(Excerpts from a figure dataset)
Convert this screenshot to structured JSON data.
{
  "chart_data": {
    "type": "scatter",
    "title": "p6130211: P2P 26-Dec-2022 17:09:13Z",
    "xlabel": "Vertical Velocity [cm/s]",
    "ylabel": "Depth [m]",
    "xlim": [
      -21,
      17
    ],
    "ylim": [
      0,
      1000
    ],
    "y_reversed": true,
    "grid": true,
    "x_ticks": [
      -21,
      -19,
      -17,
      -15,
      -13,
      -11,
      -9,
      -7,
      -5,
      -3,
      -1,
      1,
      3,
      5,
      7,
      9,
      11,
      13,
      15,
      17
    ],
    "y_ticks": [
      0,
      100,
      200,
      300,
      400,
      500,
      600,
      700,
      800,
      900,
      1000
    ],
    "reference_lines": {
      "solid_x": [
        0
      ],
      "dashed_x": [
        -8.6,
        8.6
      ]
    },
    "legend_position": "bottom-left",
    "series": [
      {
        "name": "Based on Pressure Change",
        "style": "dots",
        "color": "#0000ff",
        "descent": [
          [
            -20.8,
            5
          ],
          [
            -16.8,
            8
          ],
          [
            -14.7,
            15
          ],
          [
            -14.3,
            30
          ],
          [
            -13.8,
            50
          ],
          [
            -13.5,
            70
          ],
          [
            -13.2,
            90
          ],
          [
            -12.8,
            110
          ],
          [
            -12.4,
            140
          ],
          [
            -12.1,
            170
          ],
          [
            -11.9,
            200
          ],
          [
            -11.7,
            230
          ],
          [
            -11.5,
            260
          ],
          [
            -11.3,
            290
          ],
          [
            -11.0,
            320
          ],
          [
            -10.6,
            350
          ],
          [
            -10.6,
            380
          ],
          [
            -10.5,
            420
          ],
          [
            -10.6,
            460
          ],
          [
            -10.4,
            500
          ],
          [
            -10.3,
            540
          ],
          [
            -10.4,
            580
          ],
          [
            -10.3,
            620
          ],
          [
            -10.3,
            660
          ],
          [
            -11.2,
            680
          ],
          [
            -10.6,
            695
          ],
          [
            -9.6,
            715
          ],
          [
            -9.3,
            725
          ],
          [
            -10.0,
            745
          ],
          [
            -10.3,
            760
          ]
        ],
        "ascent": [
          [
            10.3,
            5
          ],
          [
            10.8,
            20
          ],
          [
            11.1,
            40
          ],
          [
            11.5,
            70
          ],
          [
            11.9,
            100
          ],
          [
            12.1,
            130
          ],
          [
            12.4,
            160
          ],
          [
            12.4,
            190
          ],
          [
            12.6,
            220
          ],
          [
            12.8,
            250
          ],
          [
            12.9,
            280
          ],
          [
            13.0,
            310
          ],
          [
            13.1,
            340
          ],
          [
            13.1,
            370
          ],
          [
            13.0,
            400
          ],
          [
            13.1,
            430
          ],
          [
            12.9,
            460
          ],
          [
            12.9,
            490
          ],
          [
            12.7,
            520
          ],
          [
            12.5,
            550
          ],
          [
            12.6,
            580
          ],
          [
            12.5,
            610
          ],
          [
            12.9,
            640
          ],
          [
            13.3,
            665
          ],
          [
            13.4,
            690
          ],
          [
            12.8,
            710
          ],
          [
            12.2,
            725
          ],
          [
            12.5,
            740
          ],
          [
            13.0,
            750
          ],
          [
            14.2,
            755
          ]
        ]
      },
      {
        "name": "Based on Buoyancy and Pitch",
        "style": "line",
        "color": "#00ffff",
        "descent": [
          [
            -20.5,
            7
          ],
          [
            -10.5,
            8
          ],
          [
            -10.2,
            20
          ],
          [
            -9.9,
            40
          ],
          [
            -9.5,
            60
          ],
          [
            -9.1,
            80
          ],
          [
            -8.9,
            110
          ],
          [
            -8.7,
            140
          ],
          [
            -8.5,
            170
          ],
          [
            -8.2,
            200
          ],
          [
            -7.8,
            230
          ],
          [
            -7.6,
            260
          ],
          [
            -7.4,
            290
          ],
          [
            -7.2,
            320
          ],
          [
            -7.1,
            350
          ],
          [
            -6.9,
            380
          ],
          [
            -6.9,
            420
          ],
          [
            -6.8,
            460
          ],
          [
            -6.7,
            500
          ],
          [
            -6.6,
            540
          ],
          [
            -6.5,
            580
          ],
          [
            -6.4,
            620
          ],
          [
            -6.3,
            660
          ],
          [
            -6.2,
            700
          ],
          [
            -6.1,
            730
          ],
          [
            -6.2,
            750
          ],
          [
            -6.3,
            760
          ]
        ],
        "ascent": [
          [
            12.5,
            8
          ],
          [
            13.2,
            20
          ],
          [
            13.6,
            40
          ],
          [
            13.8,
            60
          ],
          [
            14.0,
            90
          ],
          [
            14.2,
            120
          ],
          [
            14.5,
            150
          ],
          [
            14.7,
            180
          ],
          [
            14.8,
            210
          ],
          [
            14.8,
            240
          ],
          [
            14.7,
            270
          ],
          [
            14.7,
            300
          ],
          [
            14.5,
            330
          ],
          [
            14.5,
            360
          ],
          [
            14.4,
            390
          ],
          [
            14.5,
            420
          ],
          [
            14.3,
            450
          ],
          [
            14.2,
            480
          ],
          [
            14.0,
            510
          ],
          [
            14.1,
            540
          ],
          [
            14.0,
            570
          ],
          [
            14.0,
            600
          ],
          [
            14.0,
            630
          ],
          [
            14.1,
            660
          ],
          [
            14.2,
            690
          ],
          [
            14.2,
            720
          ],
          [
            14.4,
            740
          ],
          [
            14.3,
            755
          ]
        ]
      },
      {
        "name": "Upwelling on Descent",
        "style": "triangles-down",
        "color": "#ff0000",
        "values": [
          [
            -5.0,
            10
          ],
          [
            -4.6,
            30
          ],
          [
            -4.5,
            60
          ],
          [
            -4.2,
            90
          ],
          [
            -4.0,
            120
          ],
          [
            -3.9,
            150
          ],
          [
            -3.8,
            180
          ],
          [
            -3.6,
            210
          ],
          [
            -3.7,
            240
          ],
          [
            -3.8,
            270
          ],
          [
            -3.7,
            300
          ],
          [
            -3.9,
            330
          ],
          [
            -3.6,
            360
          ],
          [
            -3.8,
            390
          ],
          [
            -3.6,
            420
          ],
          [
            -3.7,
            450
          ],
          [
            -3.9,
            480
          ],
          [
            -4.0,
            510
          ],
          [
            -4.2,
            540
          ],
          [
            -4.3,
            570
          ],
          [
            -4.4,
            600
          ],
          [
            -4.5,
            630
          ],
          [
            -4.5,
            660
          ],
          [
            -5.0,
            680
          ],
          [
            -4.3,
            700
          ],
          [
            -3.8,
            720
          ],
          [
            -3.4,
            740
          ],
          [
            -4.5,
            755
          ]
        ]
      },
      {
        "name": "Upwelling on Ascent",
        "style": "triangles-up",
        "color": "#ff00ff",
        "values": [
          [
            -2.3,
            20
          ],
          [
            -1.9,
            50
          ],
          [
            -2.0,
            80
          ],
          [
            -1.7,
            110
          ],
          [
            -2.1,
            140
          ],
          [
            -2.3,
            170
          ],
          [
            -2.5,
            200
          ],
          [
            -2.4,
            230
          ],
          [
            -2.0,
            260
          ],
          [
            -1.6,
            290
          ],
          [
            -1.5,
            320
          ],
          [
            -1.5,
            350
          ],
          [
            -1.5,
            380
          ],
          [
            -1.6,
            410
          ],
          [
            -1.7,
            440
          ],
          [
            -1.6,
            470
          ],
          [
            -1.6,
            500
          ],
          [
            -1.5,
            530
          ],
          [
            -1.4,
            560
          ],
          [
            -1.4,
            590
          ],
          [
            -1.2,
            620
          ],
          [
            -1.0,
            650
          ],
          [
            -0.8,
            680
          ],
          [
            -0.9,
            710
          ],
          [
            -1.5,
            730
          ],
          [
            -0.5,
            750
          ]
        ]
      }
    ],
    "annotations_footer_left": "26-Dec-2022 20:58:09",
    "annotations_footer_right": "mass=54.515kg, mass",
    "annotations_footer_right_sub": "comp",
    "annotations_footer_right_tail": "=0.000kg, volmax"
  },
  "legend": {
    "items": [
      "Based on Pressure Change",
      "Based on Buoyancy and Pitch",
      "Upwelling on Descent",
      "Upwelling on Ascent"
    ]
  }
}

→ Objective
Return each line where "color" shows up.

→ Task response
        "color": "#0000ff",
        "color": "#00ffff",
        "color": "#ff0000",
        "color": "#ff00ff",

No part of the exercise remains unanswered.